▶ [Material shown]
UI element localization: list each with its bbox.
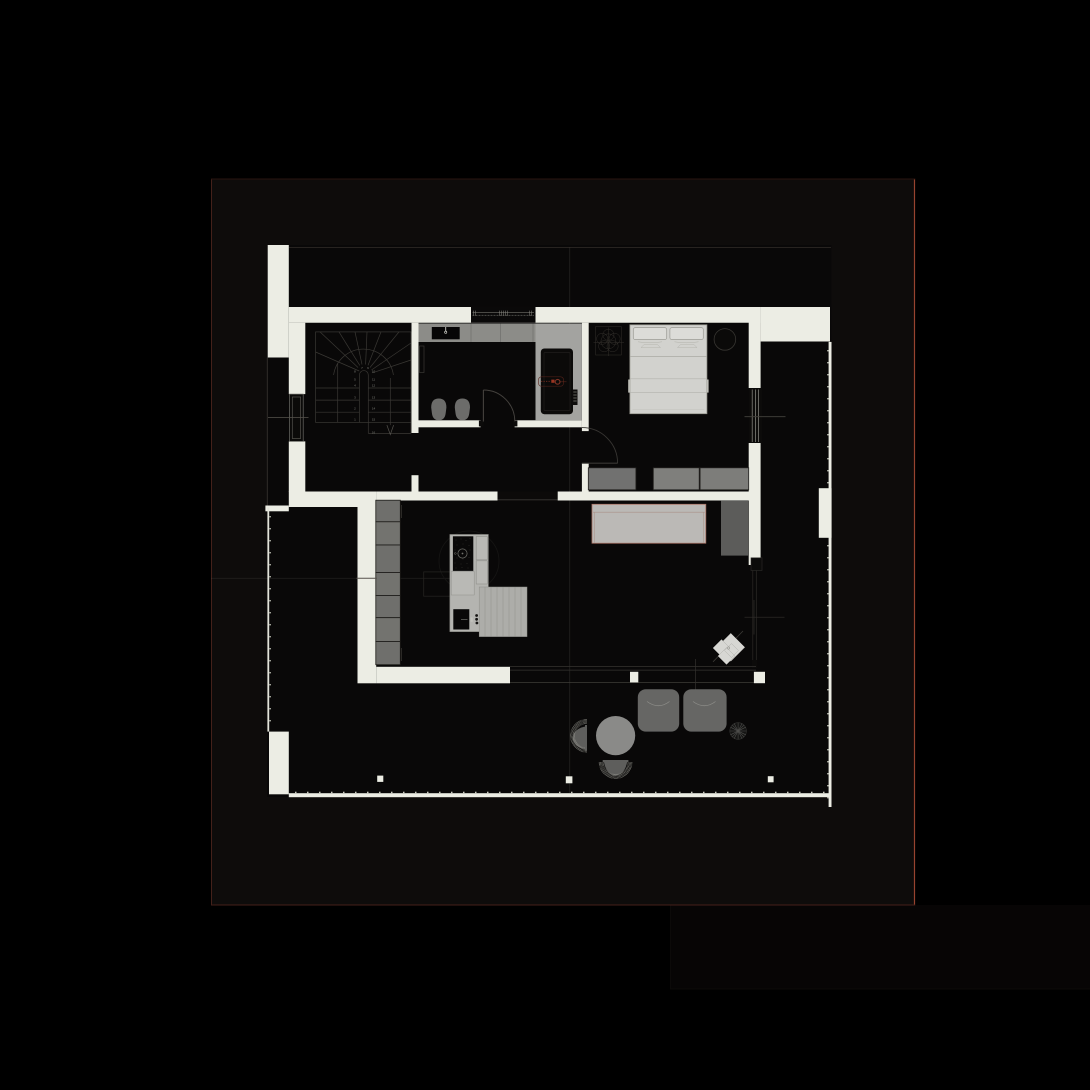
svg-text:12: 12 xyxy=(372,384,376,388)
svg-text:11: 11 xyxy=(372,377,375,381)
svg-text:15: 15 xyxy=(372,418,376,422)
svg-text:13: 13 xyxy=(372,396,376,400)
svg-text:14: 14 xyxy=(372,407,376,411)
svg-text:16: 16 xyxy=(372,431,376,435)
svg-text:10: 10 xyxy=(372,370,376,374)
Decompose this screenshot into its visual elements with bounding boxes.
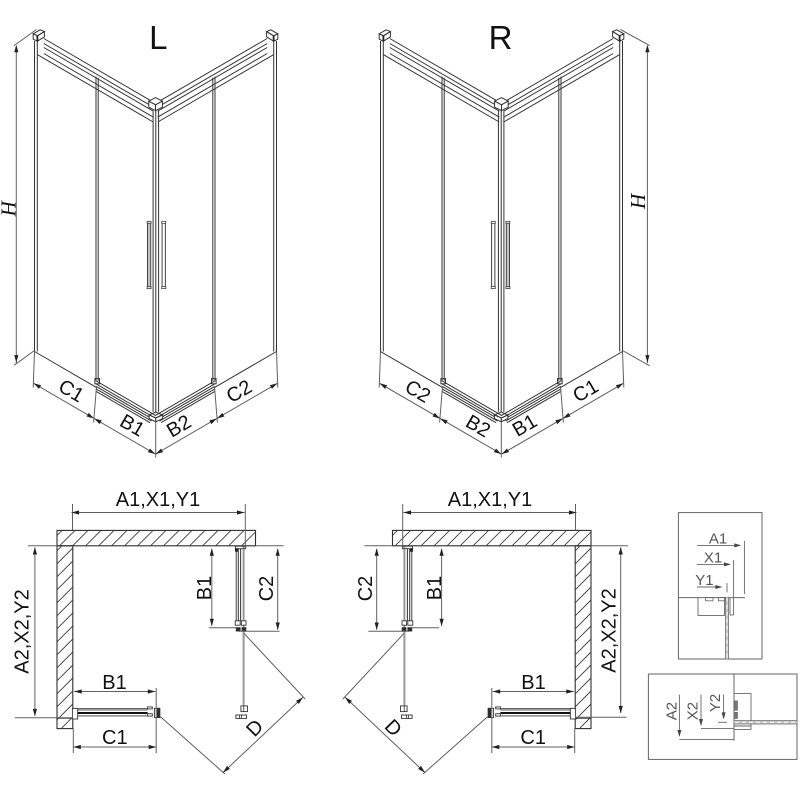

▶ [Set task]
Copy the items above, swapping "bbox" for "bounding box" and leaving everything else unchanged. Omit the pictures.

▶ [Full answer]
UI element localization: list each with its bounding box.
svg-text:12: 12 xyxy=(372,384,376,388)
svg-text:11: 11 xyxy=(372,377,375,381)
svg-text:15: 15 xyxy=(372,418,376,422)
svg-text:13: 13 xyxy=(372,396,376,400)
svg-text:14: 14 xyxy=(372,407,376,411)
svg-text:16: 16 xyxy=(372,431,376,435)
svg-text:10: 10 xyxy=(372,370,376,374)
Decompose this screenshot into its visual elements with bounding boxes.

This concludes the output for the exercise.